* Start *
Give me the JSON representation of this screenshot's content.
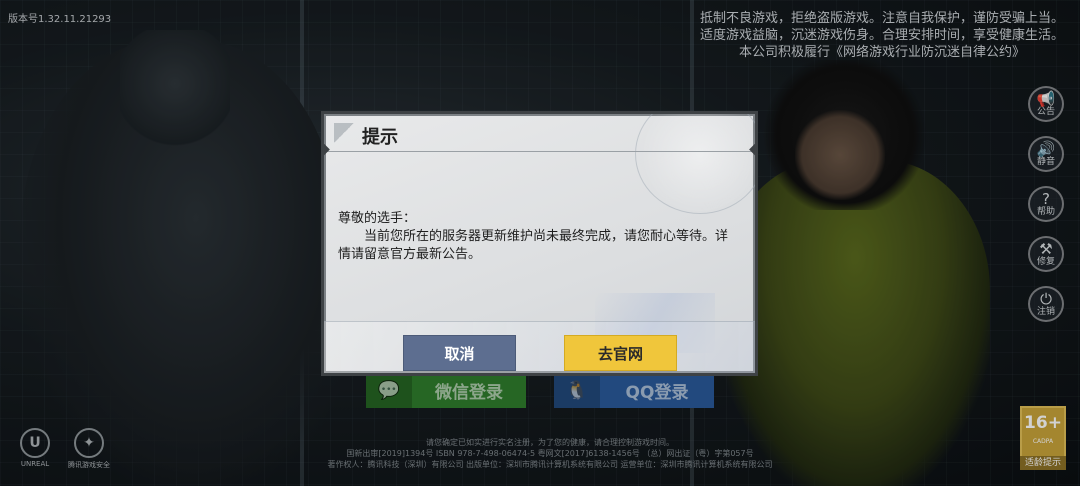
{
  "version": "版本号1.32.11.21293",
  "health_notice": {
    "line1": "抵制不良游戏，拒绝盗版游戏。注意自我保护，谨防受骗上当。",
    "line2": "适度游戏益脑，沉迷游戏伤身。合理安排时间，享受健康生活。",
    "line3": "本公司积极履行《网络游戏行业防沉迷自律公约》"
  },
  "side_tools": {
    "notice": {
      "label": "公告",
      "icon": "megaphone-icon"
    },
    "mute": {
      "label": "静音",
      "icon": "speaker-icon"
    },
    "help": {
      "label": "帮助",
      "icon": "question-icon"
    },
    "repair": {
      "label": "修复",
      "icon": "wrench-icon"
    },
    "logout": {
      "label": "注销",
      "icon": "power-icon"
    }
  },
  "login": {
    "wechat_label": "微信登录",
    "qq_label": "QQ登录"
  },
  "logos": {
    "unreal": "UNREAL",
    "other": "腾讯游戏安全"
  },
  "legal": {
    "line1": "请您确定已如实进行实名注册，为了您的健康，请合理控制游戏时间。",
    "line2": "国新出审[2019]1394号  ISBN 978-7-498-06474-5  粤网文[2017]6138-1456号 （总）网出证（粤）字第057号",
    "line3": "著作权人：腾讯科技（深圳）有限公司    出版单位：深圳市腾讯计算机系统有限公司    运营单位：深圳市腾讯计算机系统有限公司"
  },
  "age_badge": {
    "rating": "16+",
    "sub": "CADPA",
    "caption": "适龄提示"
  },
  "dialog": {
    "title": "提示",
    "greeting": "尊敬的选手：",
    "message": "当前您所在的服务器更新维护尚未最终完成，请您耐心等待。详情请留意官方最新公告。",
    "cancel_label": "取消",
    "confirm_label": "去官网"
  },
  "colors": {
    "cancel_button": "#5d6e90",
    "confirm_button": "#f0c63b",
    "wechat": "#2f7d2c",
    "qq": "#2a5a9a",
    "age_badge": "#c9a43a"
  }
}
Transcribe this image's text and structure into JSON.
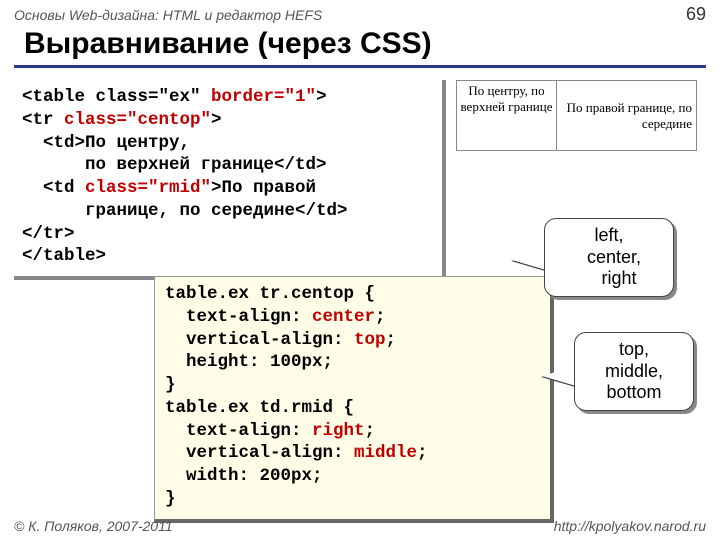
{
  "header": {
    "breadcrumb": "Основы Web-дизайна: HTML и редактор HEFS",
    "page_number": "69"
  },
  "title": "Выравнивание (через CSS)",
  "code_html": {
    "l1a": "<table class=\"ex\" ",
    "l1b": "border=\"1\"",
    "l1c": ">",
    "l2a": "<tr ",
    "l2b": "class=\"centop\"",
    "l2c": ">",
    "l3": "  <td>По центру,",
    "l4": "      по верхней границе</td>",
    "l5a": "  <td ",
    "l5b": "class=\"rmid\"",
    "l5c": ">По правой",
    "l6": "      границе, по середине</td>",
    "l7": "</tr>",
    "l8": "</table>"
  },
  "code_css": {
    "l1": "table.ex tr.centop {",
    "l2a": "  text-align: ",
    "l2b": "center",
    "l2c": ";",
    "l3a": "  vertical-align: ",
    "l3b": "top",
    "l3c": ";",
    "l4": "  height: 100px;",
    "l5": "}",
    "l6": "table.ex td.rmid {",
    "l7a": "  text-align: ",
    "l7b": "right",
    "l7c": ";",
    "l8a": "  vertical-align: ",
    "l8b": "middle",
    "l8c": ";",
    "l9": "  width: 200px;",
    "l10": "}"
  },
  "example": {
    "cell1": "По центру, по верхней границе",
    "cell2": "По правой границе, по середине"
  },
  "callouts": {
    "align_h": "left,\n  center,\n    right",
    "align_v": "top,\nmiddle,\nbottom"
  },
  "footer": {
    "copyright": "© К. Поляков, 2007-2011",
    "url": "http://kpolyakov.narod.ru"
  }
}
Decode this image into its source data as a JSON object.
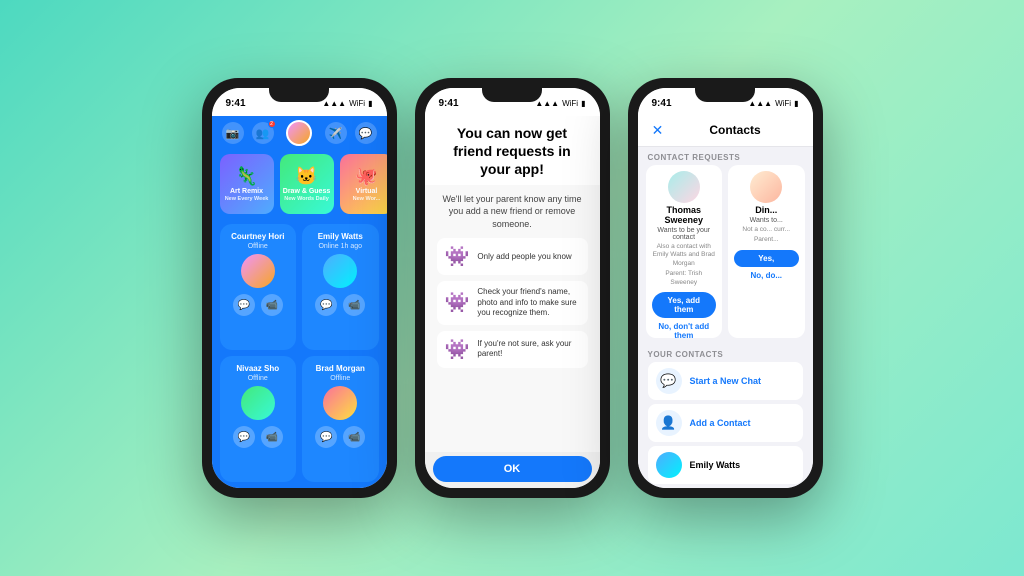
{
  "background": "linear-gradient(135deg, #4dd9c0 0%, #a8f0c0 50%, #7de8d0 100%)",
  "phone1": {
    "time": "9:41",
    "contacts": [
      {
        "name": "Courtney Hori",
        "status": "Offline",
        "avatarClass": "ca1"
      },
      {
        "name": "Emily Watts",
        "status": "Online 1h ago",
        "avatarClass": "ca2"
      },
      {
        "name": "Nivaaz Sho",
        "status": "Offline",
        "avatarClass": "ca3"
      },
      {
        "name": "Brad Morgan",
        "status": "Offline",
        "avatarClass": "ca4"
      }
    ],
    "games": [
      {
        "title": "Art Remix",
        "sub": "New Every Week",
        "emoji": "🦎",
        "class": "gc1"
      },
      {
        "title": "Draw & Guess",
        "sub": "New Words Daily",
        "emoji": "🐱",
        "class": "gc2"
      },
      {
        "title": "Virtual",
        "sub": "New Wor...",
        "emoji": "🐙",
        "class": "gc3"
      }
    ]
  },
  "phone2": {
    "time": "9:41",
    "title": "You can now get friend requests in your app!",
    "subtitle": "We'll let your parent know any time you add a new friend or remove someone.",
    "tips": [
      {
        "emoji": "👾",
        "text": "Only add people you know"
      },
      {
        "emoji": "👾",
        "text": "Check your friend's name, photo and info to make sure you recognize them."
      },
      {
        "emoji": "👾",
        "text": "If you're not sure, ask your parent!"
      }
    ],
    "ok_label": "OK"
  },
  "phone3": {
    "time": "9:41",
    "title": "Contacts",
    "close_icon": "✕",
    "section_requests": "CONTACT REQUESTS",
    "section_contacts": "YOUR CONTACTS",
    "requests": [
      {
        "name": "Thomas Sweeney",
        "wants": "Wants to be your contact",
        "info": "Also a contact with Emily Watts and Brad Morgan",
        "parent": "Parent: Trish Sweeney",
        "yes_label": "Yes, add them",
        "no_label": "No, don't add them",
        "avatarClass": "ra1"
      },
      {
        "name": "Din...",
        "wants": "Wants to...",
        "info": "Not a co... curr...",
        "parent": "Parent...",
        "yes_label": "Yes,",
        "no_label": "No, do...",
        "avatarClass": "ra2"
      }
    ],
    "actions": [
      {
        "icon": "💬",
        "label": "Start a New Chat",
        "bg": "#e8f3ff"
      },
      {
        "icon": "👤",
        "label": "Add a Contact",
        "bg": "#e8f3ff"
      }
    ],
    "emily": "Emily Watts"
  }
}
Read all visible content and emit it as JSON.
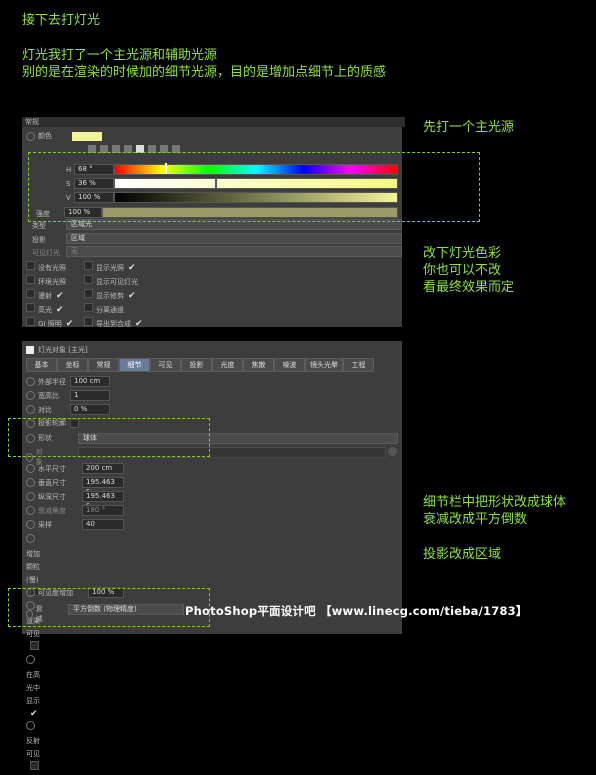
{
  "notes": {
    "title": "接下去打灯光",
    "line1": "灯光我打了一个主光源和辅助光源",
    "line2": "别的是在渲染的时候加的细节光源，目的是增加点细节上的质感",
    "main_light": "先打一个主光源",
    "color_1": "改下灯光色彩",
    "color_2": "你也可以不改",
    "color_3": "看最终效果而定",
    "detail_1": "细节栏中把形状改成球体",
    "detail_2": "衰减改成平方倒数",
    "projection": "投影改成区域"
  },
  "panel1": {
    "header": "常规",
    "color_label": "颜色",
    "h_label": "H",
    "h_value": "68 °",
    "s_label": "S",
    "s_value": "36 %",
    "v_label": "V",
    "v_value": "100 %",
    "intensity_label": "强度",
    "intensity_value": "100 %",
    "type_label": "类型",
    "type_value": "区域光",
    "shadow_label": "投影",
    "shadow_value": "区域",
    "visible_light_label": "可见灯光",
    "visible_light_value": "无",
    "left_options": [
      "没有光照",
      "环境光照",
      "漫射",
      "高光",
      "GI 照明"
    ],
    "right_options": [
      "显示光照",
      "显示可见灯光",
      "显示修剪",
      "分离通道",
      "导出到合成"
    ]
  },
  "panel2": {
    "title": "灯光对象 [主光]",
    "tabs": [
      "基本",
      "坐标",
      "常规",
      "细节",
      "可见",
      "投影",
      "光度",
      "焦散",
      "噪波",
      "镜头光晕",
      "工程"
    ],
    "outer_radius_label": "外部半径",
    "outer_radius_value": "100 cm",
    "aspect_label": "宽高比",
    "aspect_value": "1",
    "contrast_label": "对比",
    "contrast_value": "0 %",
    "projector_label": "投影轮廓",
    "shape_label": "形状",
    "shape_value": "球体",
    "object_label": "对象",
    "hsize_label": "水平尺寸",
    "hsize_value": "200 cm",
    "vsize_label": "垂直尺寸",
    "vsize_value": "195.463 c",
    "dsize_label": "纵深尺寸",
    "dsize_value": "195.463 c",
    "falloff_angle_label": "衰减角度",
    "falloff_angle_value": "180 °",
    "samples_label": "采样",
    "samples_value": "40",
    "extra": [
      "增加颗粒 (慢)",
      "渲染可见",
      "在高光中显示",
      "反射可见"
    ],
    "visibility_label": "可见度增加",
    "visibility_value": "100 %",
    "falloff_label": "衰减",
    "falloff_value": "平方倒数 (物理精度)"
  },
  "watermark": "PhotoShop平面设计吧 【www.linecg.com/tieba/1783】",
  "colors": {
    "note": "#8ee33a",
    "panel": "#3d3d3d",
    "swatch": "#f0f59a"
  }
}
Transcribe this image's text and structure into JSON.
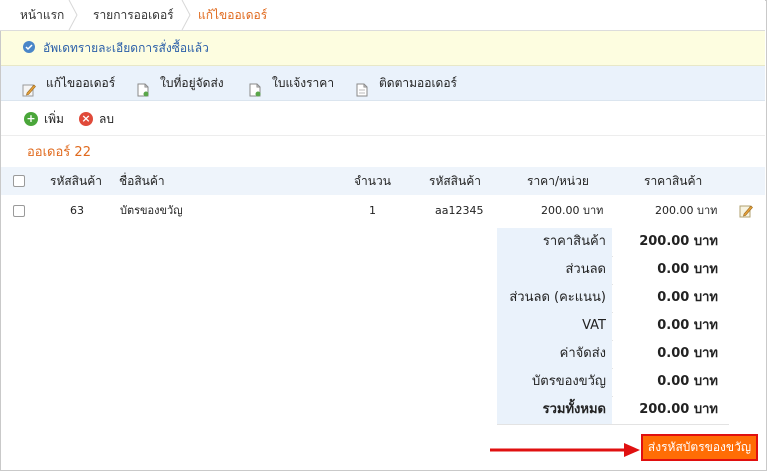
{
  "breadcrumb": {
    "home": "หน้าแรก",
    "orders": "รายการออเดอร์",
    "current": "แก้ไขออเดอร์"
  },
  "notice": {
    "text": "อัพเดทรายละเอียดการสั่งซื้อแล้ว",
    "icon": "info-icon"
  },
  "toolbar": {
    "items": [
      {
        "label": "แก้ไขออเดอร์",
        "icon": "edit-icon"
      },
      {
        "label": "ใบที่อยู่จัดส่ง",
        "icon": "document-icon"
      },
      {
        "label": "ใบแจ้งราคา",
        "icon": "document-icon"
      },
      {
        "label": "ติดตามออเดอร์",
        "icon": "document-icon"
      }
    ]
  },
  "actions": {
    "add": "เพิ่ม",
    "delete": "ลบ"
  },
  "order": {
    "title": "ออเดอร์ 22"
  },
  "table": {
    "headers": [
      "รหัสสินค้า",
      "ชื่อสินค้า",
      "จำนวน",
      "รหัสสินค้า",
      "ราคา/หน่วย",
      "ราคาสินค้า"
    ],
    "rows": [
      {
        "code": "63",
        "name": "บัตรของขวัญ",
        "qty": "1",
        "sku": "aa12345",
        "unit_price": "200.00 บาท",
        "price": "200.00 บาท"
      }
    ]
  },
  "summary": [
    {
      "label": "ราคาสินค้า",
      "value": "200.00 บาท"
    },
    {
      "label": "ส่วนลด",
      "value": "0.00 บาท"
    },
    {
      "label": "ส่วนลด (คะแนน)",
      "value": "0.00 บาท"
    },
    {
      "label": "VAT",
      "value": "0.00 บาท"
    },
    {
      "label": "ค่าจัดส่ง",
      "value": "0.00 บาท"
    },
    {
      "label": "บัตรของขวัญ",
      "value": "0.00 บาท"
    },
    {
      "label": "รวมทั้งหมด",
      "value": "200.00 บาท"
    }
  ],
  "send_button": {
    "label": "ส่งรหัสบัตรของขวัญ"
  },
  "colors": {
    "accent": "#e06a1e",
    "button_bg": "#ff6d05",
    "arrow": "#e01010",
    "info": "#2a5ea8"
  }
}
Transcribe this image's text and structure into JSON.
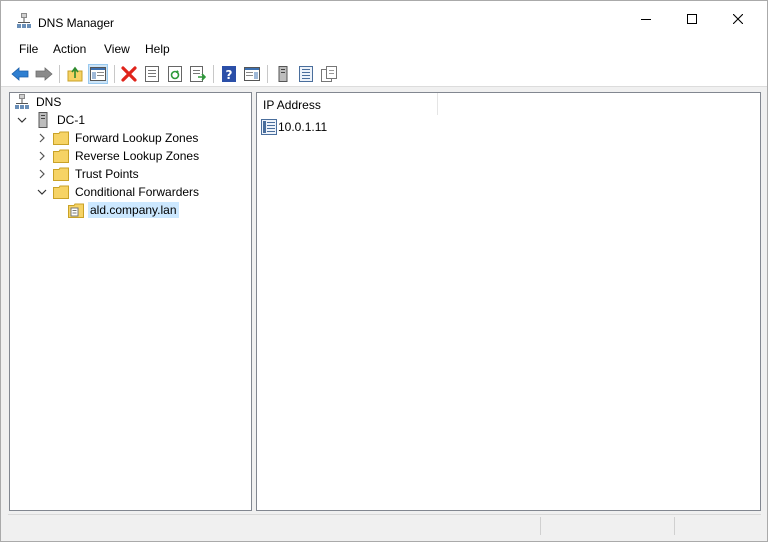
{
  "window": {
    "title": "DNS Manager"
  },
  "menu": {
    "items": [
      "File",
      "Action",
      "View",
      "Help"
    ]
  },
  "toolbar": {
    "buttons": [
      "back-icon",
      "forward-icon",
      "up-folder-icon",
      "show-hide-console-tree-icon",
      "delete-icon",
      "properties-icon",
      "refresh-icon",
      "export-list-icon",
      "help-icon",
      "show-hide-action-pane-icon",
      "server-icon",
      "list-icon",
      "copy-icon"
    ]
  },
  "tree": {
    "root": "DNS",
    "server": "DC-1",
    "folders": [
      {
        "label": "Forward Lookup Zones",
        "expanded": false
      },
      {
        "label": "Reverse Lookup Zones",
        "expanded": false
      },
      {
        "label": "Trust Points",
        "expanded": false
      },
      {
        "label": "Conditional Forwarders",
        "expanded": true
      }
    ],
    "selected_child": "ald.company.lan"
  },
  "details": {
    "columns": [
      "IP Address"
    ],
    "rows": [
      {
        "ip": "10.0.1.11"
      }
    ]
  },
  "colors": {
    "selection": "#cce8ff",
    "folder": "#f6d365",
    "accent_blue": "#1e73be",
    "delete_red": "#e0241b"
  }
}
* End *
#### EXERCISE DIRECTIONS
Go through the material and copy out every line with "центру" in it.

#### SOLUTION BELOW
    "l3": "  <td>По центру,",
    "cell1": "По центру, по верхней границе",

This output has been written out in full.